-- START --
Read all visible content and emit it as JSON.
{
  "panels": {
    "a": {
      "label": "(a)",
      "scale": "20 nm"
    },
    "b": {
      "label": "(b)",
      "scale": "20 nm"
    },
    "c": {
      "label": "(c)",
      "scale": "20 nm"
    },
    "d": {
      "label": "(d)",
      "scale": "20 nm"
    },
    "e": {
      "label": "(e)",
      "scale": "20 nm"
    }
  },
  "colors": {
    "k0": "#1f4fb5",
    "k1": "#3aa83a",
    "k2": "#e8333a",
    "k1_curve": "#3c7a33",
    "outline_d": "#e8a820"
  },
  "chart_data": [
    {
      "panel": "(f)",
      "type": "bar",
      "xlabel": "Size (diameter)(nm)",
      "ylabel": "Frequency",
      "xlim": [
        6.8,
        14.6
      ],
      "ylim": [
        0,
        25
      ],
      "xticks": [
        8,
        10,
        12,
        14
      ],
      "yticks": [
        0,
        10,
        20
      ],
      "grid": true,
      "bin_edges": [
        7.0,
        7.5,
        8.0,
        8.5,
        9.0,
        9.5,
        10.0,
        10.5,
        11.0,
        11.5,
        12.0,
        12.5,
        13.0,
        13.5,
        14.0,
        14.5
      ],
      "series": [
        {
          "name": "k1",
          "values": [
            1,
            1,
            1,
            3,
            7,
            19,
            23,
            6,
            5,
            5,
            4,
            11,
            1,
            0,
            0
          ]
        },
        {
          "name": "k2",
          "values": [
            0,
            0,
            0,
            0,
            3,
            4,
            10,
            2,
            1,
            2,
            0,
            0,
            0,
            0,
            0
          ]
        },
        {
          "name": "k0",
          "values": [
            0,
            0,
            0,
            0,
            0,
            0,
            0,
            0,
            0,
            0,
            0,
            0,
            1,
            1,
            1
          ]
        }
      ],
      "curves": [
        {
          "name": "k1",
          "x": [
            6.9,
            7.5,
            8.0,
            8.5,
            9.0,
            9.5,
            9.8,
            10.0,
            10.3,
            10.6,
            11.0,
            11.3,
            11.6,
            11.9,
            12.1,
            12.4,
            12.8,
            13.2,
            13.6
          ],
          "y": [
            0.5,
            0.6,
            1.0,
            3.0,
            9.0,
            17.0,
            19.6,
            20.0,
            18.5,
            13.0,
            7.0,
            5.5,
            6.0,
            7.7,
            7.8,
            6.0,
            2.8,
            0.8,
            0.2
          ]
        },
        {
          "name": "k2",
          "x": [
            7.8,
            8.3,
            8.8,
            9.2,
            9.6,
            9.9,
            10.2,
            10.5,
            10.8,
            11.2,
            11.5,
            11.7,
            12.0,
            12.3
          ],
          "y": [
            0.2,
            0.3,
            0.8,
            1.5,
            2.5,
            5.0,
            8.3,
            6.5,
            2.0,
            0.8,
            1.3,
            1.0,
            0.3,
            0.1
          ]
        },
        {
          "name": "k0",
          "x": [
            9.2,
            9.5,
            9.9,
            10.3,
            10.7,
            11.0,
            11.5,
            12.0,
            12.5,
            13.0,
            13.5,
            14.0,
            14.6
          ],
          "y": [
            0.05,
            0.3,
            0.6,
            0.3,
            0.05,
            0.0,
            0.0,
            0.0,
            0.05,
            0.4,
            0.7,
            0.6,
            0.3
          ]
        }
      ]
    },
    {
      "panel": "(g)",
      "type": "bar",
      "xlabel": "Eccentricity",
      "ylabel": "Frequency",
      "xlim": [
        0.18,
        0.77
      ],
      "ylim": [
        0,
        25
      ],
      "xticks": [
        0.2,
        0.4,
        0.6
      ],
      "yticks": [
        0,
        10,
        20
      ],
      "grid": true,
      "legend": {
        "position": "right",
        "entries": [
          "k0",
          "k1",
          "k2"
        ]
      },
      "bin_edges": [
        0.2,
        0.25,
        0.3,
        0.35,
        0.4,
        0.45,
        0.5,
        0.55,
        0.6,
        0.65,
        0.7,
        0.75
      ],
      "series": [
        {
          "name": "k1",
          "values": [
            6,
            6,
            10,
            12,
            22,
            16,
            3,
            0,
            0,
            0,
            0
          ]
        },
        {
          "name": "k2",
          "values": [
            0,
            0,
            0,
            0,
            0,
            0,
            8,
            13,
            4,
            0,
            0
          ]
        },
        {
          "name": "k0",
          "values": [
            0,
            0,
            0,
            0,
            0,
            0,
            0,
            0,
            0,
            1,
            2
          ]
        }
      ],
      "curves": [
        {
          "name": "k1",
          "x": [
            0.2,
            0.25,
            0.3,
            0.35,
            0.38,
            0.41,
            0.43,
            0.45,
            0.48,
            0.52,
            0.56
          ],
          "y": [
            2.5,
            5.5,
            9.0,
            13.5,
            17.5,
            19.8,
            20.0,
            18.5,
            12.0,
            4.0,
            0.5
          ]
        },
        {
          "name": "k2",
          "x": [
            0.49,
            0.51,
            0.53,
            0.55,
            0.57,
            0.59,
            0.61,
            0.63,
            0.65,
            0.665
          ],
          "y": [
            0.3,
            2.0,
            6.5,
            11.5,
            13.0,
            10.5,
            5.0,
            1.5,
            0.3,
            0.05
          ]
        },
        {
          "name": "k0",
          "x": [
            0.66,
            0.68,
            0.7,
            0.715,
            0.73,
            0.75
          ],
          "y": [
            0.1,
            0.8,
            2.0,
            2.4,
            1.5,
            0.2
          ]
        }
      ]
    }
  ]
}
-- END --
• **Set task**: Search the entries for "xlabel" and copy out each line that has it.

• **Response**:
      "xlabel": "Size (diameter)(nm)",
      "xlabel": "Eccentricity",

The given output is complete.